Data records:
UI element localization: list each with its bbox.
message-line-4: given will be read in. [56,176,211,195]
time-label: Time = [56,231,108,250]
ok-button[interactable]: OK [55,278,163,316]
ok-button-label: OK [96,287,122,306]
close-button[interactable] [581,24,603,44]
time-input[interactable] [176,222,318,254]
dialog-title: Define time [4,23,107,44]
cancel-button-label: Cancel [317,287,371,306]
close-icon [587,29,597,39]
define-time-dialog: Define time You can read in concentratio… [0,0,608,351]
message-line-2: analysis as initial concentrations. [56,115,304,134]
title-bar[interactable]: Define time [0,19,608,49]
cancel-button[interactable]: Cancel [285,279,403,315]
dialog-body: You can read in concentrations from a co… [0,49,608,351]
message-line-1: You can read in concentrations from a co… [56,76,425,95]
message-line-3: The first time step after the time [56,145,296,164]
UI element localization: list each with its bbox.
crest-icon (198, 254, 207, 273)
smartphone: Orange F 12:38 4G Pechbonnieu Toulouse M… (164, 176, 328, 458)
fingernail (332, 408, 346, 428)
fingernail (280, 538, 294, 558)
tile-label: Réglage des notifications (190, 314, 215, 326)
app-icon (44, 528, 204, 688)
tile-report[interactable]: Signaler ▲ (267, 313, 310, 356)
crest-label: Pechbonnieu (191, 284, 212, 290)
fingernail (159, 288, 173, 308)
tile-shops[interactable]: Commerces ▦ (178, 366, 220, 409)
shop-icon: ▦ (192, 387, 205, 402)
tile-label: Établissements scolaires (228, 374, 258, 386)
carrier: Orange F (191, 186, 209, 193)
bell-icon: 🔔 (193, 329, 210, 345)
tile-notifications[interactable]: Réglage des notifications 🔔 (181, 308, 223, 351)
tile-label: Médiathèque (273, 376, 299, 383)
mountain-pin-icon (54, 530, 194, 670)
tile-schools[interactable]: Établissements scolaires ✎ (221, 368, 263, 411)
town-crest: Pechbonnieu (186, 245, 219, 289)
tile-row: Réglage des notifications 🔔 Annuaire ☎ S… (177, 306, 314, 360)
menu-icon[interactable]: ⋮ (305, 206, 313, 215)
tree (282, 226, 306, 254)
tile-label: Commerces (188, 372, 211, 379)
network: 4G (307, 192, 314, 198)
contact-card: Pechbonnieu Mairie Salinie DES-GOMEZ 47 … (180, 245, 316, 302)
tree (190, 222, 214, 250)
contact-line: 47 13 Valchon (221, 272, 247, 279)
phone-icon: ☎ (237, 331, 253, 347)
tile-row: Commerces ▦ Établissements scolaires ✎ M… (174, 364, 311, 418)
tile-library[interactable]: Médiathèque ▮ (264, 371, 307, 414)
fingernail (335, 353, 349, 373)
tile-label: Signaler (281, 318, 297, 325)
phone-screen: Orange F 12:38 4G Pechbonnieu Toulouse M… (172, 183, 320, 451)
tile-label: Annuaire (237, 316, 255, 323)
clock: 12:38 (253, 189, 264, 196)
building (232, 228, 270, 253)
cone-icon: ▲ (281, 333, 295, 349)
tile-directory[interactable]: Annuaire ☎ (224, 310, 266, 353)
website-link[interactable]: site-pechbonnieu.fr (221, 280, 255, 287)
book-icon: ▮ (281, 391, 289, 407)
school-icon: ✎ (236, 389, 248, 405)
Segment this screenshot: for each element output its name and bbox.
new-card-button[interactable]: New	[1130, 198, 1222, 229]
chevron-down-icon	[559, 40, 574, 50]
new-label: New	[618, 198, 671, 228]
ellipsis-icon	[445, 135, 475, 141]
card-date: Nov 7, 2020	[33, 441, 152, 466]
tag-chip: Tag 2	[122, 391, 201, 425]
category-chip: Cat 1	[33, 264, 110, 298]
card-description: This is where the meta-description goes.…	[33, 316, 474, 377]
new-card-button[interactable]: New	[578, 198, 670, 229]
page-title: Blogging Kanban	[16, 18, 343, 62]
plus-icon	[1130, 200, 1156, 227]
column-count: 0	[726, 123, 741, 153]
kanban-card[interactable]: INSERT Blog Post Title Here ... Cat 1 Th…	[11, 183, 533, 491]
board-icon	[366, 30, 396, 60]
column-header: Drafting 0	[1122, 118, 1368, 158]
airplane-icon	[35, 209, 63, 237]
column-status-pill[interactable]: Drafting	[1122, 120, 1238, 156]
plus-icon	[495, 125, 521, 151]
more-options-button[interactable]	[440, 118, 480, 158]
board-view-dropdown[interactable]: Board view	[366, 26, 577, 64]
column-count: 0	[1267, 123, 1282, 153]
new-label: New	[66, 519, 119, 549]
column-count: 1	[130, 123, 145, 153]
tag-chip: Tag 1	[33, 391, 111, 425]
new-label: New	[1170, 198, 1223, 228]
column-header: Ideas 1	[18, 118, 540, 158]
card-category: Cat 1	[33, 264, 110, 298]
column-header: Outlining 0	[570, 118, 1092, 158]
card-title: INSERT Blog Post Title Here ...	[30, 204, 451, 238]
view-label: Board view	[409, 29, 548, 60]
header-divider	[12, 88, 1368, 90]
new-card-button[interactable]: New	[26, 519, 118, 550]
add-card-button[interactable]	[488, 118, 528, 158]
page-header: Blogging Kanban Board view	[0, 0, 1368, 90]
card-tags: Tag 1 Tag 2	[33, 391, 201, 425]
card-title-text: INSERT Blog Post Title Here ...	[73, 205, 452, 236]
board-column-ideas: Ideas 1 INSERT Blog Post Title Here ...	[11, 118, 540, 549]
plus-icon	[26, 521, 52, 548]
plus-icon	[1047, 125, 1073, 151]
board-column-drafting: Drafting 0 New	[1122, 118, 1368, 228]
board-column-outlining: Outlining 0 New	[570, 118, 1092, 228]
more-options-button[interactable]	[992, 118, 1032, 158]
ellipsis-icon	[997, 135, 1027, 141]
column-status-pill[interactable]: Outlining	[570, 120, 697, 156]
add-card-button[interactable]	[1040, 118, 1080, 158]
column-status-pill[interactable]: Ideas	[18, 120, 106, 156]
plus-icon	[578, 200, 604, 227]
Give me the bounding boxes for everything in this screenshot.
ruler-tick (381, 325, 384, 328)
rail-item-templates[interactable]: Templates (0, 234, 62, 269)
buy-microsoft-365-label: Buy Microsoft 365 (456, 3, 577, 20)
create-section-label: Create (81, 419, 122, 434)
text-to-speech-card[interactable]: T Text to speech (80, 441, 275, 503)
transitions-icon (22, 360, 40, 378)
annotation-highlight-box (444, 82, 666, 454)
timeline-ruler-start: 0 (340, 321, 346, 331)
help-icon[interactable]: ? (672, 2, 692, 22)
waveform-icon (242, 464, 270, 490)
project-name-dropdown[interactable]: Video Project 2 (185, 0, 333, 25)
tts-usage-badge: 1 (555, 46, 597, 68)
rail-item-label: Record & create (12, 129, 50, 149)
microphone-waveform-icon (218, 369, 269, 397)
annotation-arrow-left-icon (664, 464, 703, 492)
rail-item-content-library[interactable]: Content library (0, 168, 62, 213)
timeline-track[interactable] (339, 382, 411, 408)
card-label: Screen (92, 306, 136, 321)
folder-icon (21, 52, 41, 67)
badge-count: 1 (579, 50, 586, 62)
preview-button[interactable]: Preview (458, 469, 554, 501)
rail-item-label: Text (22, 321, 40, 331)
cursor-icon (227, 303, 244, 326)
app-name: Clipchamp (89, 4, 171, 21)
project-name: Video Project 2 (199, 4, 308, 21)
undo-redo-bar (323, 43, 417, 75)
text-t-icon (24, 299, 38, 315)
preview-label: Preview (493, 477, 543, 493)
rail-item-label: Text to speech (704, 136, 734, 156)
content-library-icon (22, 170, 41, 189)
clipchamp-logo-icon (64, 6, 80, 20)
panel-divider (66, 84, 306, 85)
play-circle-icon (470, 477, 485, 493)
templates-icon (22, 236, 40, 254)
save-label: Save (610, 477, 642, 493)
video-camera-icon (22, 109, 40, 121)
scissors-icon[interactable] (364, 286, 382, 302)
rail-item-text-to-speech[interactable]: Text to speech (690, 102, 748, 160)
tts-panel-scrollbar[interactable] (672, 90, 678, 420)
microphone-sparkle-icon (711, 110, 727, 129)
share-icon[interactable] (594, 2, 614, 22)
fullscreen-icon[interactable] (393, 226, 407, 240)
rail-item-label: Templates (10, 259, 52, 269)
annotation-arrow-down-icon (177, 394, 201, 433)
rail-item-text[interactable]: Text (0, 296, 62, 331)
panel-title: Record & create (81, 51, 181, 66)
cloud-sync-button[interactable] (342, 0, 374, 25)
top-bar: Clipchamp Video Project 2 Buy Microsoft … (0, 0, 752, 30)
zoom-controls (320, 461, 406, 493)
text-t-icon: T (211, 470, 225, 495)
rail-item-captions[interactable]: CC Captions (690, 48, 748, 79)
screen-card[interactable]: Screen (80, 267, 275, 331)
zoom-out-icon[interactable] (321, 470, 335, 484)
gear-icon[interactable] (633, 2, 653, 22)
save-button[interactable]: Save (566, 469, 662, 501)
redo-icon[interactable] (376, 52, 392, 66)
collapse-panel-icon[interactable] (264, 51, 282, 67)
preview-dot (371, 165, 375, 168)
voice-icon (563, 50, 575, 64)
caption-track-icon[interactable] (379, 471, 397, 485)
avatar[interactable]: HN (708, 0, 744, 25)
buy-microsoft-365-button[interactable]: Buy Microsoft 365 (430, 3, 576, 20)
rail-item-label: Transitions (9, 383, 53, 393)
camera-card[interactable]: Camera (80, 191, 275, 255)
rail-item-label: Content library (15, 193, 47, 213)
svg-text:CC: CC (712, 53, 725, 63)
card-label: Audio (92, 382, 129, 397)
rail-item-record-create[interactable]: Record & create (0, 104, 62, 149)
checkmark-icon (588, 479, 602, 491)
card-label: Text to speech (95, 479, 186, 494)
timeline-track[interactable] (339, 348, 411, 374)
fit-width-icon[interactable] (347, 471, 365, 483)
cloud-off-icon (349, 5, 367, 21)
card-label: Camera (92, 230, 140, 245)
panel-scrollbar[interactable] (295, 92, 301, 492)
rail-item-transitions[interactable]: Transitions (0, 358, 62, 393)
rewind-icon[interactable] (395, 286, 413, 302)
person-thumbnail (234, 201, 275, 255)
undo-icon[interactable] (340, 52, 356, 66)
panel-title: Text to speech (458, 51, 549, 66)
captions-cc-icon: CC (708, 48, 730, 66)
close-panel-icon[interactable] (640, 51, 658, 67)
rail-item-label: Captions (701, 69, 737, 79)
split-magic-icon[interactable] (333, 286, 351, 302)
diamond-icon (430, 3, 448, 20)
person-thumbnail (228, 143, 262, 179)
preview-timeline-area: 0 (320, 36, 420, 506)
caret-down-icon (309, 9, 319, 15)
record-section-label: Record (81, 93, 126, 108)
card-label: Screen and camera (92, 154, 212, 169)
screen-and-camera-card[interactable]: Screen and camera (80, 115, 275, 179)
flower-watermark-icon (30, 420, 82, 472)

▶ _STATED PROBLEM_: Swap every "fingernail" for "nail" in the entries running from the start through the line containing "phone-icon: ☎ (237, 331, 253, 347)", both ends included, and leave everything else unchanged. Output only those lines.

▶ _RESULT FOR THIS TASK_:
UI element localization: list each with its bbox.
message-line-4: given will be read in. [56,176,211,195]
time-label: Time = [56,231,108,250]
ok-button[interactable]: OK [55,278,163,316]
ok-button-label: OK [96,287,122,306]
close-button[interactable] [581,24,603,44]
time-input[interactable] [176,222,318,254]
dialog-title: Define time [4,23,107,44]
cancel-button-label: Cancel [317,287,371,306]
close-icon [587,29,597,39]
define-time-dialog: Define time You can read in concentratio… [0,0,608,351]
message-line-2: analysis as initial concentrations. [56,115,304,134]
title-bar[interactable]: Define time [0,19,608,49]
cancel-button[interactable]: Cancel [285,279,403,315]
dialog-body: You can read in concentrations from a co… [0,49,608,351]
message-line-1: You can read in concentrations from a co… [56,76,425,95]
message-line-3: The first time step after the time [56,145,296,164]
UI element localization: list each with its bbox.
crest-icon (198, 254, 207, 273)
smartphone: Orange F 12:38 4G Pechbonnieu Toulouse M… (164, 176, 328, 458)
nail (332, 408, 346, 428)
nail (280, 538, 294, 558)
tile-label: Réglage des notifications (190, 314, 215, 326)
app-icon (44, 528, 204, 688)
tile-report[interactable]: Signaler ▲ (267, 313, 310, 356)
crest-label: Pechbonnieu (191, 284, 212, 290)
nail (159, 288, 173, 308)
tile-shops[interactable]: Commerces ▦ (178, 366, 220, 409)
shop-icon: ▦ (192, 387, 205, 402)
tile-label: Établissements scolaires (228, 374, 258, 386)
carrier: Orange F (191, 186, 209, 193)
bell-icon: 🔔 (193, 329, 210, 345)
tile-notifications[interactable]: Réglage des notifications 🔔 (181, 308, 223, 351)
tile-label: Médiathèque (273, 376, 299, 383)
mountain-pin-icon (54, 530, 194, 670)
tile-schools[interactable]: Établissements scolaires ✎ (221, 368, 263, 411)
town-crest: Pechbonnieu (186, 245, 219, 289)
tile-row: Réglage des notifications 🔔 Annuaire ☎ S… (177, 306, 314, 360)
menu-icon[interactable]: ⋮ (305, 206, 313, 215)
tree (282, 226, 306, 254)
tile-label: Commerces (188, 372, 211, 379)
network: 4G (307, 192, 314, 198)
contact-card: Pechbonnieu Mairie Salinie DES-GOMEZ 47 … (180, 245, 316, 302)
tree (190, 222, 214, 250)
contact-line: 47 13 Valchon (221, 272, 247, 279)
phone-icon: ☎ (237, 331, 253, 347)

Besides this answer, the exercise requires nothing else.